◆ PROBLEM: Pull every line holding the string "bases" from the records below.

== EXTRACTED INFORMATION

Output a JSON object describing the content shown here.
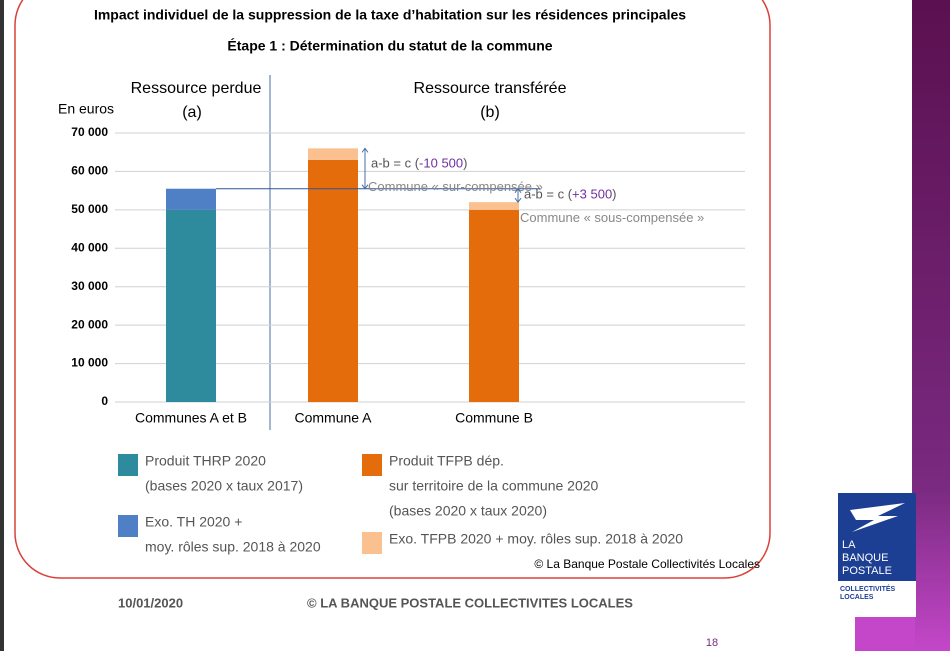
{
  "chart_data": {
    "type": "stacked_bar",
    "title": "Impact individuel de la suppression de la taxe d’habitation sur les résidences principales",
    "subtitle": "Étape 1 : Détermination du statut de la commune",
    "y_unit": "En euros",
    "headers": [
      {
        "title": "Ressource perdue",
        "sub": "(a)"
      },
      {
        "title": "Ressource transférée",
        "sub": "(b)"
      }
    ],
    "categories": [
      "Communes A et B",
      "Commune A",
      "Commune B"
    ],
    "series": [
      {
        "name": "Produit THRP 2020",
        "name_detail": [
          "(bases 2020 x taux 2017)"
        ],
        "color": "#2e8b9e",
        "values": [
          50000,
          0,
          0
        ]
      },
      {
        "name": "Exo. TH 2020 +",
        "name_detail": [
          "moy. rôles sup. 2018 à 2020"
        ],
        "color": "#4f7fc4",
        "values": [
          5500,
          0,
          0
        ]
      },
      {
        "name": "Produit TFPB dép.",
        "name_detail": [
          "sur territoire de la commune 2020",
          "(bases 2020 x taux 2020)"
        ],
        "color": "#e46c0a",
        "values": [
          0,
          63000,
          50000
        ]
      },
      {
        "name": "Exo. TFPB 2020 + moy. rôles sup. 2018 à 2020",
        "name_detail": [],
        "color": "#fbc08f",
        "values": [
          0,
          3000,
          2000
        ]
      }
    ],
    "ylim": [
      0,
      70000
    ],
    "yticks": [
      0,
      {
        "value": 10000,
        "label": "10 000"
      },
      {
        "value": 20000,
        "label": "20 000"
      },
      {
        "value": 30000,
        "label": "30 000"
      },
      {
        "value": 40000,
        "label": "40 000"
      },
      {
        "value": 50000,
        "label": "50 000"
      },
      {
        "value": 60000,
        "label": "60 000"
      },
      {
        "value": 70000,
        "label": "70 000"
      }
    ],
    "grid": true,
    "annotations": [
      {
        "prefix": "a-b = c (",
        "value": -10500,
        "label": "-10 500",
        "suffix": ")",
        "note": "Commune « sur-compensée »"
      },
      {
        "prefix": "a-b = c (",
        "value": 3500,
        "label": "+3 500",
        "suffix": ")",
        "note": "Commune  « sous-compensée »"
      }
    ],
    "source": "© La Banque Postale Collectivités Locales"
  },
  "footer": {
    "date": "10/01/2020",
    "copyright": "© LA BANQUE POSTALE COLLECTIVITES LOCALES",
    "page": "18"
  },
  "logo": {
    "lines": [
      "LA",
      "BANQUE",
      "POSTALE"
    ],
    "sub": [
      "COLLECTIVITÉS",
      "LOCALES"
    ]
  }
}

====

◆ THE SOLUTION:
          "(bases 2020 x taux 2017)"
          "(bases 2020 x taux 2020)"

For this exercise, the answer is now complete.